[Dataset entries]

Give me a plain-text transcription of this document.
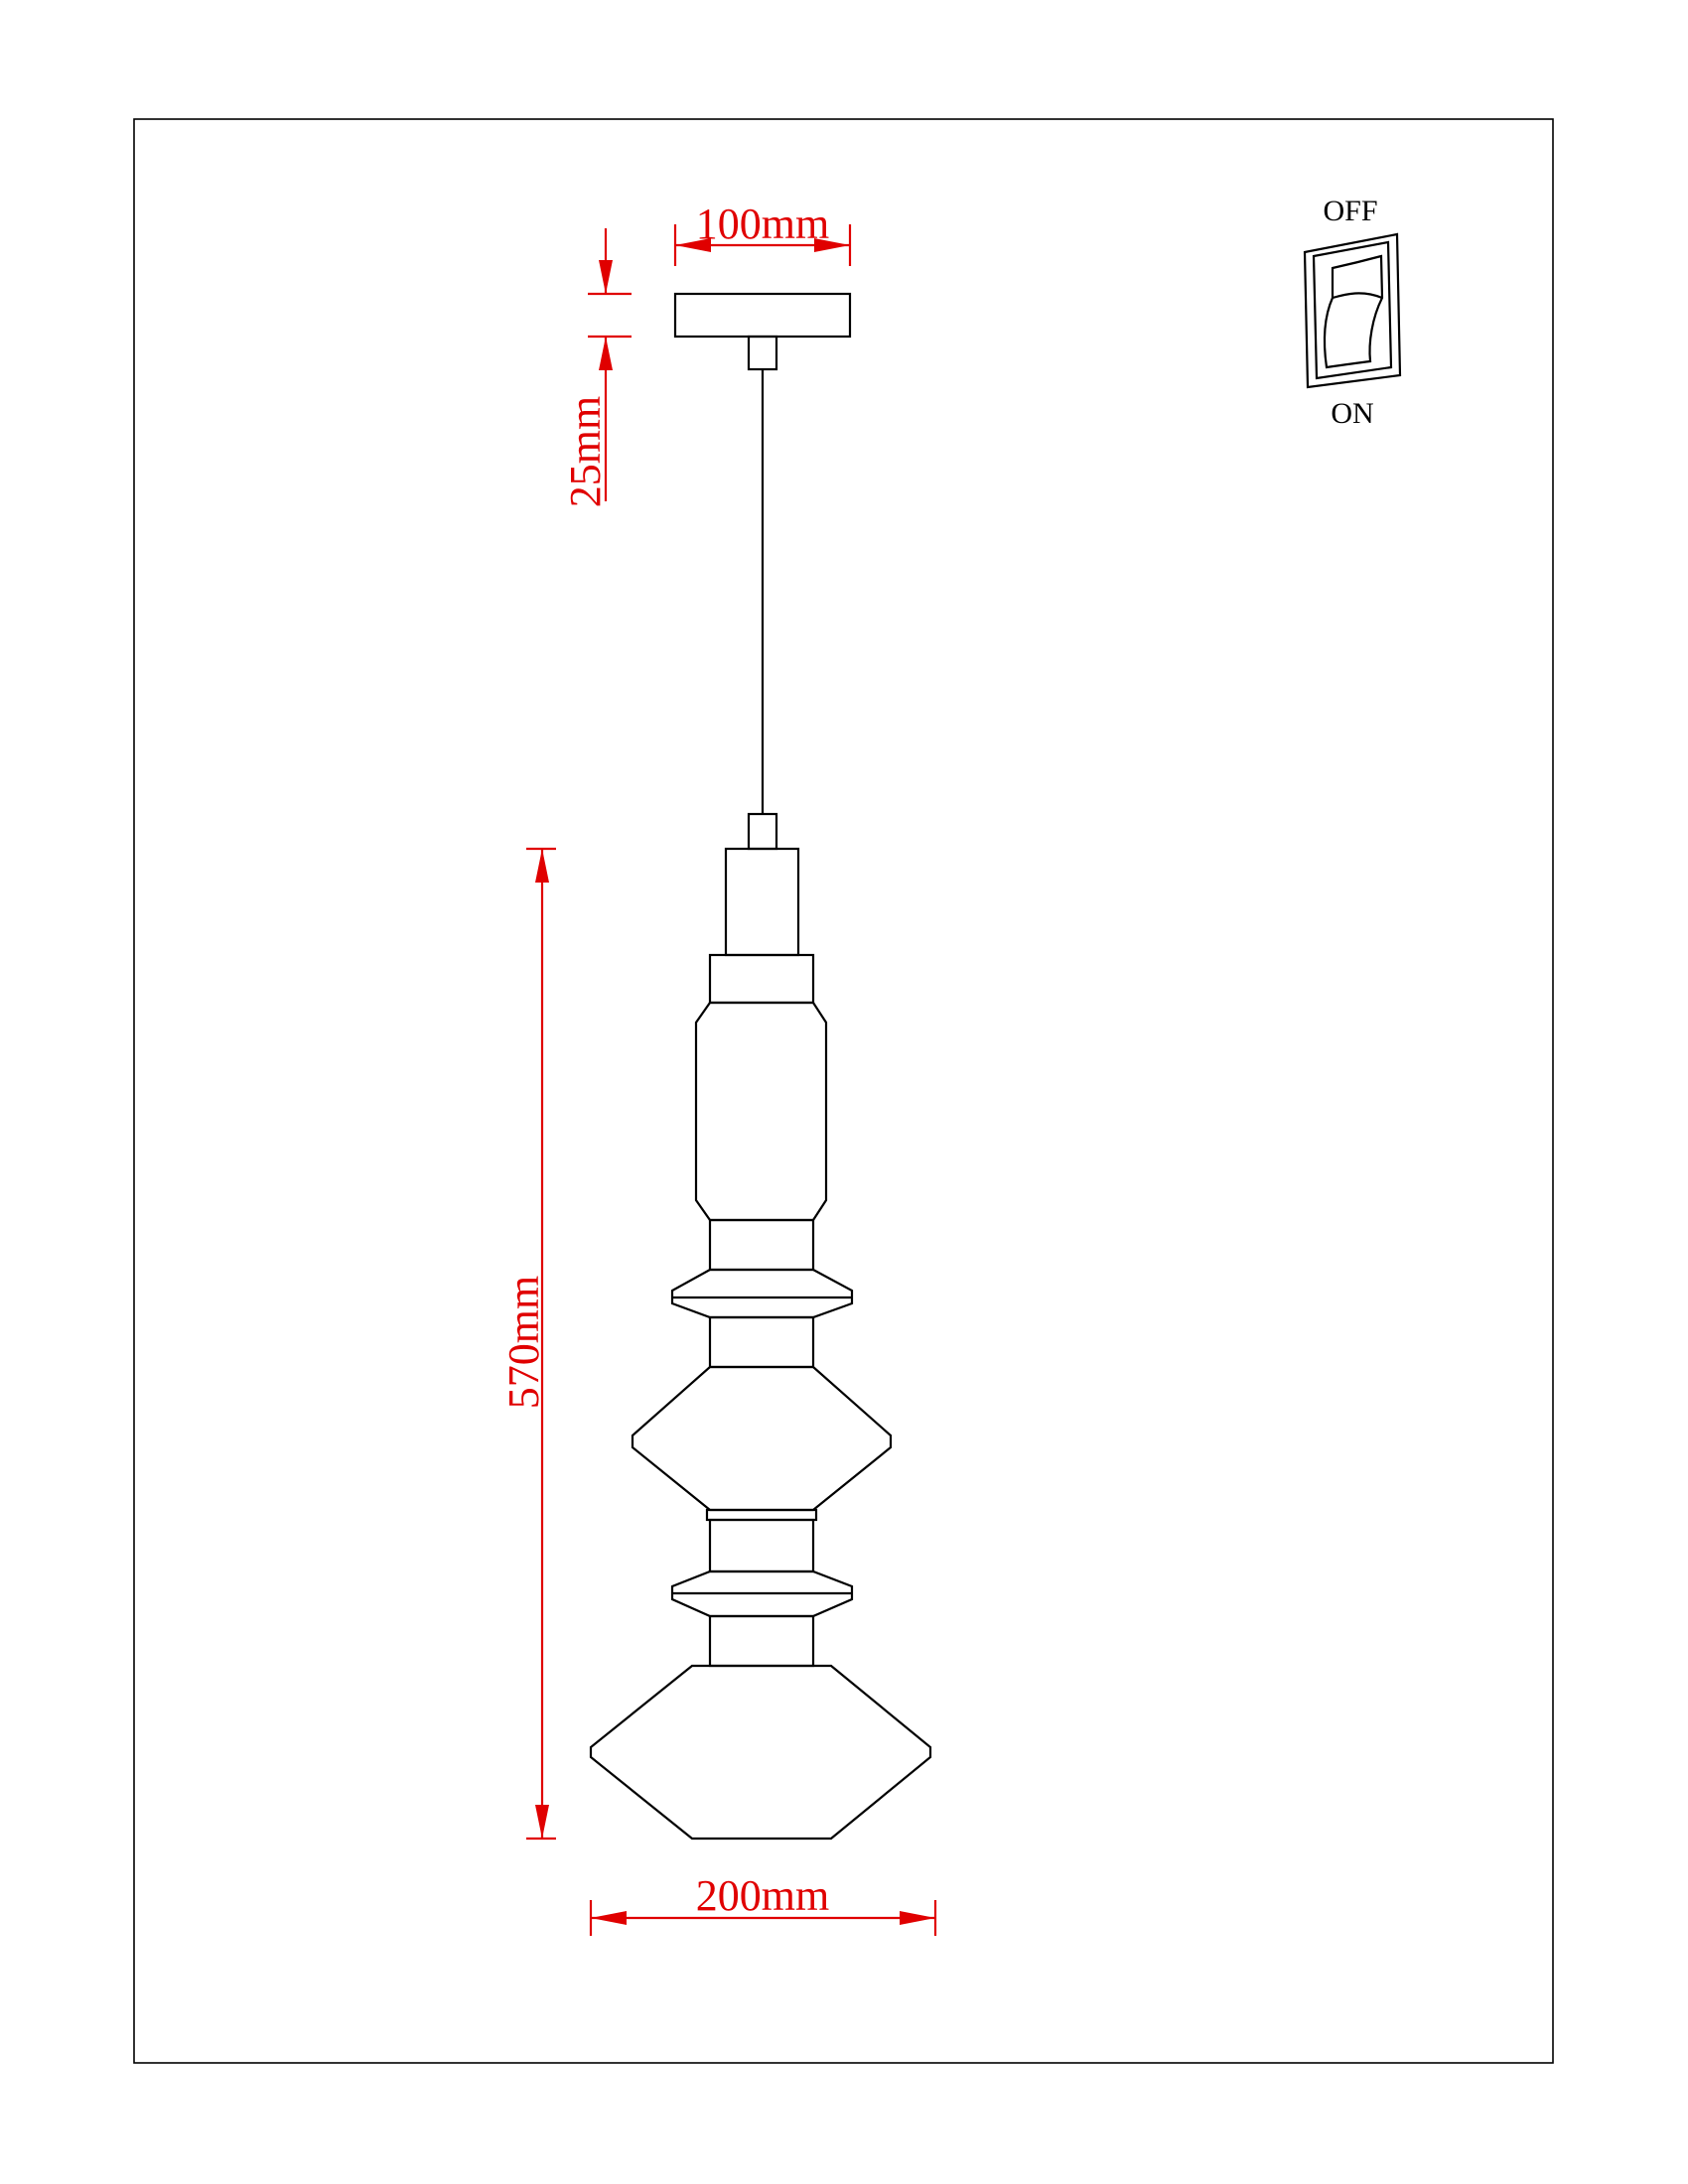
100mm
25mm
570mm
200mm
OFF
ON
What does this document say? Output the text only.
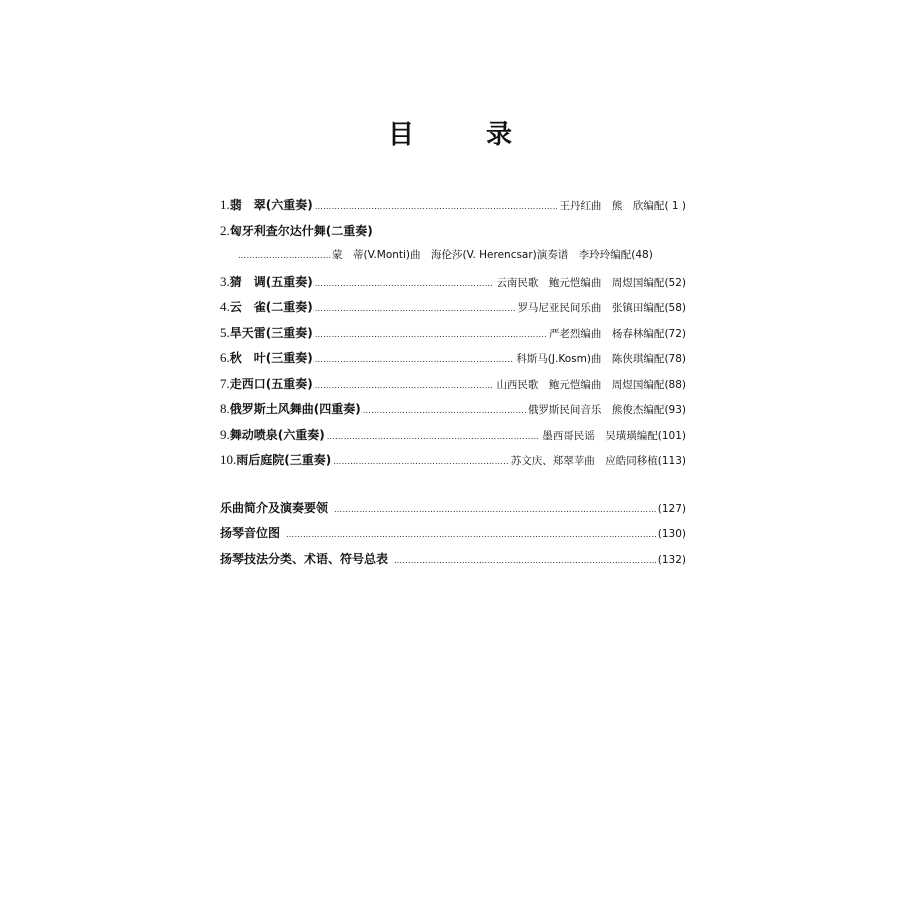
目	录
1.翡　翠(六重奏) ………………………………………………………………………………………………………………………………………………………………………………………	王丹红曲　熊　欣编配 ( 1 )
2.匈牙利查尔达什舞(二重奏)
………………………………………………………………………………………………………………………………………………………………………………………
蒙　蒂(V.Monti)曲　海伦莎(V. Herencsar)演奏谱　李玲玲编配 (48)
3.猜　调(五重奏) ………………………………………………………………………………………………………………………………………………………………………………………	云南民歌　鲍元恺编曲　周煜国编配 (52)
4.云　雀(二重奏) ………………………………………………………………………………………………………………………………………………………………………………………	罗马尼亚民间乐曲　张镇田编配 (58)
5.旱天雷(三重奏) ………………………………………………………………………………………………………………………………………………………………………………………	严老烈编曲　杨春林编配 (72)
6.秋　叶(三重奏) ………………………………………………………………………………………………………………………………………………………………………………………	科斯马(J.Kosm)曲　陈侠琪编配 (78)
7.走西口(五重奏) ………………………………………………………………………………………………………………………………………………………………………………………	山西民歌　鲍元恺编曲　周煜国编配 (88)
8.俄罗斯土风舞曲(四重奏) ………………………………………………………………………………………………………………………………………………………………………………………	俄罗斯民间音乐　熊俊杰编配 (93)
9.舞动喷泉(六重奏) ………………………………………………………………………………………………………………………………………………………………………………………	墨西哥民谣　吴璜璜编配 (101)
10.雨后庭院(三重奏) ………………………………………………………………………………………………………………………………………………………………………………………	苏文庆、郑翠苹曲　应皓同移植 (113)
乐曲简介及演奏要领 ………………………………………………………………………………………………………………………………………………………………………………………	(127)
扬琴音位图 ………………………………………………………………………………………………………………………………………………………………………………………	(130)
扬琴技法分类、术语、符号总表 ………………………………………………………………………………………………………………………………………………………………………………………	(132)
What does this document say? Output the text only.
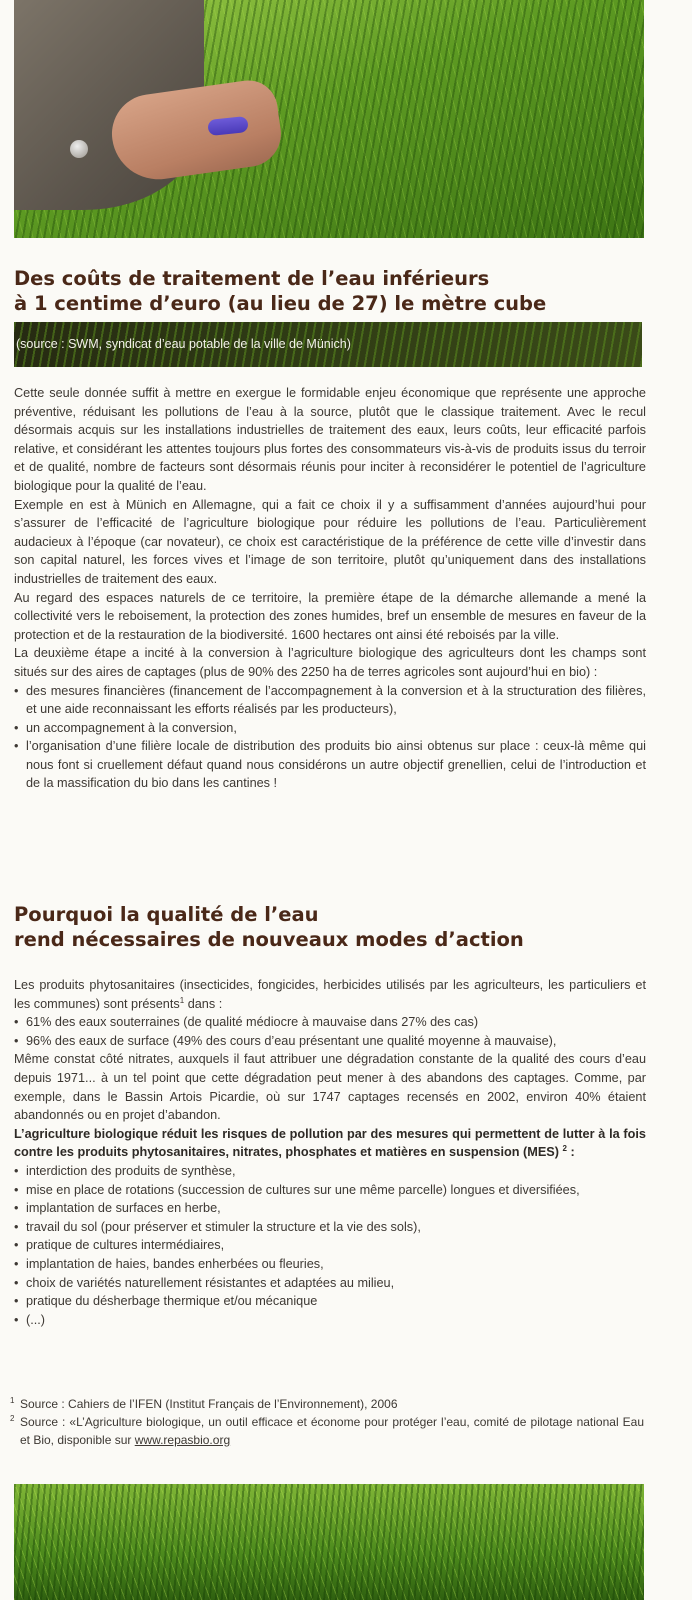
Des coûts de traitement de l’eau inférieurs
à 1 centime d’euro (au lieu de 27) le mètre cube
(source : SWM, syndicat d’eau potable de la ville de Münich)

Cette seule donnée suffit à mettre en exergue le formidable enjeu économique que représente une approche préventive, réduisant les pollutions de l’eau à la source, plutôt que le classique traitement. Avec le recul désormais acquis sur les installations industrielles de traitement des eaux, leurs coûts, leur efficacité parfois relative, et considérant les attentes toujours plus fortes des consommateurs vis-à-vis de produits issus du terroir et de qualité, nombre de facteurs sont désormais réunis pour inciter à reconsidérer le potentiel de l’agriculture biologique pour la qualité de l’eau.

Exemple en est à Münich en Allemagne, qui a fait ce choix il y a suffisamment d’années aujourd’hui pour s’assurer de l’efficacité de l’agriculture biologique pour réduire les pollutions de l’eau. Particulièrement audacieux à l’époque (car novateur), ce choix est caractéristique de la préférence de cette ville d’investir dans son capital naturel, les forces vives et l’image de son territoire, plutôt qu’uniquement dans des installations industrielles de traitement des eaux.

Au regard des espaces naturels de ce territoire, la première étape de la démarche allemande a mené la collectivité vers le reboisement, la protection des zones humides, bref un ensemble de mesures en faveur de la protection et de la restauration de la biodiversité. 1600 hectares ont ainsi été reboisés par la ville.

La deuxième étape a incité à la conversion à l’agriculture biologique des agriculteurs dont les champs sont situés sur des aires de captages (plus de 90% des 2250 ha de terres agricoles sont aujourd’hui en bio) :

• des mesures financières (financement de l’accompagnement à la conversion et à la structuration des filières, et une aide reconnaissant les efforts réalisés par les producteurs),
• un accompagnement à la conversion,
• l’organisation d’une filière locale de distribution des produits bio ainsi obtenus sur place : ceux-là même qui nous font si cruellement défaut quand nous considérons un autre objectif grenellien, celui de l’introduction et de la massification du bio dans les cantines !
Pourquoi la qualité de l’eau
rend nécessaires de nouveaux modes d’action

Les produits phytosanitaires (insecticides, fongicides, herbicides utilisés par les agriculteurs, les particuliers et les communes) sont présents$^1$ dans :

• 61% des eaux souterraines (de qualité médiocre à mauvaise dans 27% des cas)
• 96% des eaux de surface (49% des cours d’eau présentant une qualité moyenne à mauvaise),

Même constat côté nitrates, auxquels il faut attribuer une dégradation constante de la qualité des cours d’eau depuis 1971... à un tel point que cette dégradation peut mener à des abandons des captages. Comme, par exemple, dans le Bassin Artois Picardie, où sur 1747 captages recensés en 2002, environ 40% étaient abandonnés ou en projet d’abandon.

L’agriculture biologique réduit les risques de pollution par des mesures qui permettent de lutter à la fois contre les produits phytosanitaires, nitrates, phosphates et matières en suspension (MES) $^2$ :

• interdiction des produits de synthèse,
• mise en place de rotations (succession de cultures sur une même parcelle) longues et diversifiées,
• implantation de surfaces en herbe,
• travail du sol (pour préserver et stimuler la structure et la vie des sols),
• pratique de cultures intermédiaires,
• implantation de haies, bandes enherbées ou fleuries,
• choix de variétés naturellement résistantes et adaptées au milieu,
• pratique du désherbage thermique et/ou mécanique
• (...)

1 Source : Cahiers de l’IFEN (Institut Français de l’Environnement), 2006

2 Source : «L’Agriculture biologique, un outil efficace et économe pour protéger l’eau, comité de pilotage national Eau et Bio, disponible sur www.repasbio.org
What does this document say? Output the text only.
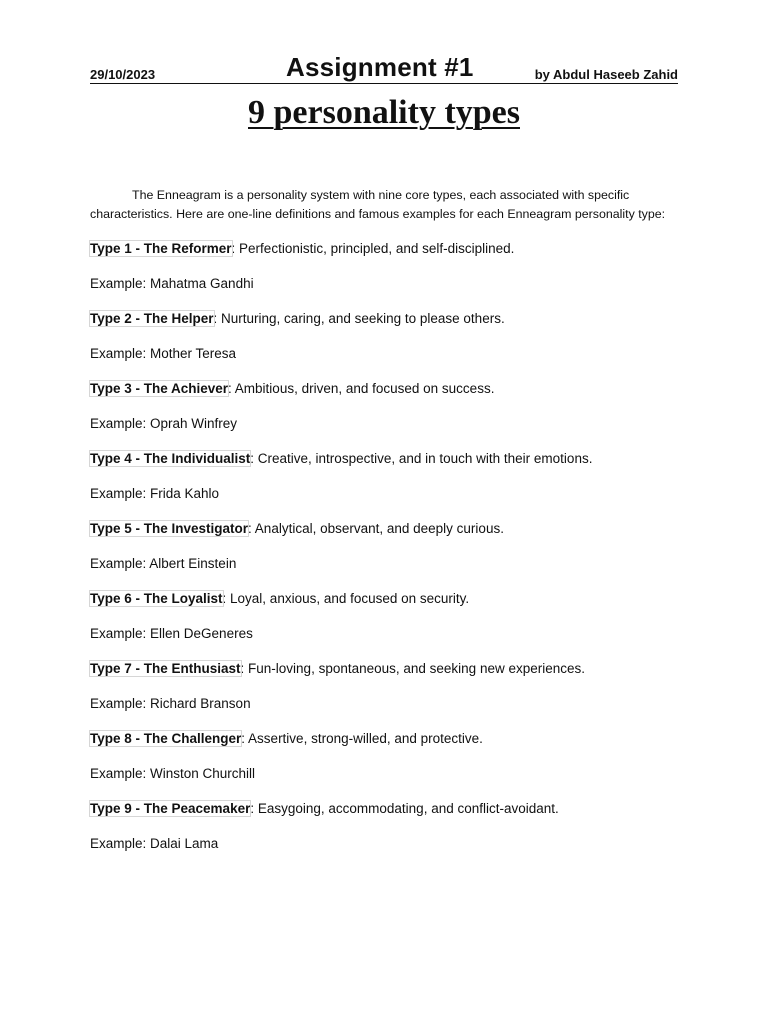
29/10/2023	Assignment #1	by Abdul Haseeb Zahid
9 personality types

The Enneagram is a personality system with nine core types, each associated with specific characteristics. Here are one-line definitions and famous examples for each Enneagram personality type:

Type 1 - The Reformer: Perfectionistic, principled, and self-disciplined.
Example: Mahatma Gandhi
Type 2 - The Helper: Nurturing, caring, and seeking to please others.
Example: Mother Teresa
Type 3 - The Achiever: Ambitious, driven, and focused on success.
Example: Oprah Winfrey
Type 4 - The Individualist: Creative, introspective, and in touch with their emotions.
Example: Frida Kahlo
Type 5 - The Investigator: Analytical, observant, and deeply curious.
Example: Albert Einstein
Type 6 - The Loyalist: Loyal, anxious, and focused on security.
Example: Ellen DeGeneres
Type 7 - The Enthusiast: Fun-loving, spontaneous, and seeking new experiences.
Example: Richard Branson
Type 8 - The Challenger: Assertive, strong-willed, and protective.
Example: Winston Churchill
Type 9 - The Peacemaker: Easygoing, accommodating, and conflict-avoidant.
Example: Dalai Lama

* What this task involves
Copy every line of the listing containing the string "鲍元恺编曲".

* Answer for this exercise
3.猜　调(五重奏) ………………………………………………………………………………………………………………………………………………………………………………………	云南民歌　鲍元恺编曲　周煜国编配 (52)
7.走西口(五重奏) ………………………………………………………………………………………………………………………………………………………………………………………	山西民歌　鲍元恺编曲　周煜国编配 (88)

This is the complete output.